----- Data supplied -----

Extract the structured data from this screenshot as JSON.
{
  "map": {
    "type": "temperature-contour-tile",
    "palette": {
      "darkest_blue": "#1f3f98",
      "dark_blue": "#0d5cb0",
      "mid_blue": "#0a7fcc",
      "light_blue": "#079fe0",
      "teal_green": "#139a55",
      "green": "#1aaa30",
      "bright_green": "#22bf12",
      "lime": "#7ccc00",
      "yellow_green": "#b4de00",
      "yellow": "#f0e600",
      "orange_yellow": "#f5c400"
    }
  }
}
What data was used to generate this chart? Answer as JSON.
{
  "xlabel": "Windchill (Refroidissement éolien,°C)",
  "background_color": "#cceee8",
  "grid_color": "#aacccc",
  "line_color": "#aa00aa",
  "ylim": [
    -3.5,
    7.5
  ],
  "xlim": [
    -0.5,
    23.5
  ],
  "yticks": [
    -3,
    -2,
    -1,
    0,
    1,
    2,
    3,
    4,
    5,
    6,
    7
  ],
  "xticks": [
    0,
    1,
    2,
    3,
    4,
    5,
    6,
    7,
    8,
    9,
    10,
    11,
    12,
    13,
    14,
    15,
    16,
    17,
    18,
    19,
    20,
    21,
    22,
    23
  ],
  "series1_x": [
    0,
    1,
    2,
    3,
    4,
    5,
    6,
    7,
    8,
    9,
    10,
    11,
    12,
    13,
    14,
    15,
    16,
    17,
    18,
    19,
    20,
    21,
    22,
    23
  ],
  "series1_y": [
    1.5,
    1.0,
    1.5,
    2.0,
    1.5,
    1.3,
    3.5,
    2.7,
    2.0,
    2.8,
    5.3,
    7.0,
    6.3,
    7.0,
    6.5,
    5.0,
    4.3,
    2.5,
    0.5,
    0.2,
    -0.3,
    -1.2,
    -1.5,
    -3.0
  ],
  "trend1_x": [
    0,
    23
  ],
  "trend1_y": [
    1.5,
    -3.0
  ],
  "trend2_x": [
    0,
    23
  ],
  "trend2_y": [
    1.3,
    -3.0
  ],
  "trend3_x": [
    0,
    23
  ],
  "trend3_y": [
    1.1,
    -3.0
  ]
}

-----

- _Given exercise_
Output the records exactly, including every line.

- _Solution_
Extract the structured data from this screenshot as JSON.
{
  "map": {
    "type": "temperature-contour-tile",
    "palette": {
      "darkest_blue": "#1f3f98",
      "dark_blue": "#0d5cb0",
      "mid_blue": "#0a7fcc",
      "light_blue": "#079fe0",
      "teal_green": "#139a55",
      "green": "#1aaa30",
      "bright_green": "#22bf12",
      "lime": "#7ccc00",
      "yellow_green": "#b4de00",
      "yellow": "#f0e600",
      "orange_yellow": "#f5c400"
    }
  }
}
What data was used to generate this chart? Answer as JSON.
{
  "xlabel": "Windchill (Refroidissement éolien,°C)",
  "background_color": "#cceee8",
  "grid_color": "#aacccc",
  "line_color": "#aa00aa",
  "ylim": [
    -3.5,
    7.5
  ],
  "xlim": [
    -0.5,
    23.5
  ],
  "yticks": [
    -3,
    -2,
    -1,
    0,
    1,
    2,
    3,
    4,
    5,
    6,
    7
  ],
  "xticks": [
    0,
    1,
    2,
    3,
    4,
    5,
    6,
    7,
    8,
    9,
    10,
    11,
    12,
    13,
    14,
    15,
    16,
    17,
    18,
    19,
    20,
    21,
    22,
    23
  ],
  "series1_x": [
    0,
    1,
    2,
    3,
    4,
    5,
    6,
    7,
    8,
    9,
    10,
    11,
    12,
    13,
    14,
    15,
    16,
    17,
    18,
    19,
    20,
    21,
    22,
    23
  ],
  "series1_y": [
    1.5,
    1.0,
    1.5,
    2.0,
    1.5,
    1.3,
    3.5,
    2.7,
    2.0,
    2.8,
    5.3,
    7.0,
    6.3,
    7.0,
    6.5,
    5.0,
    4.3,
    2.5,
    0.5,
    0.2,
    -0.3,
    -1.2,
    -1.5,
    -3.0
  ],
  "trend1_x": [
    0,
    23
  ],
  "trend1_y": [
    1.5,
    -3.0
  ],
  "trend2_x": [
    0,
    23
  ],
  "trend2_y": [
    1.3,
    -3.0
  ],
  "trend3_x": [
    0,
    23
  ],
  "trend3_y": [
    1.1,
    -3.0
  ]
}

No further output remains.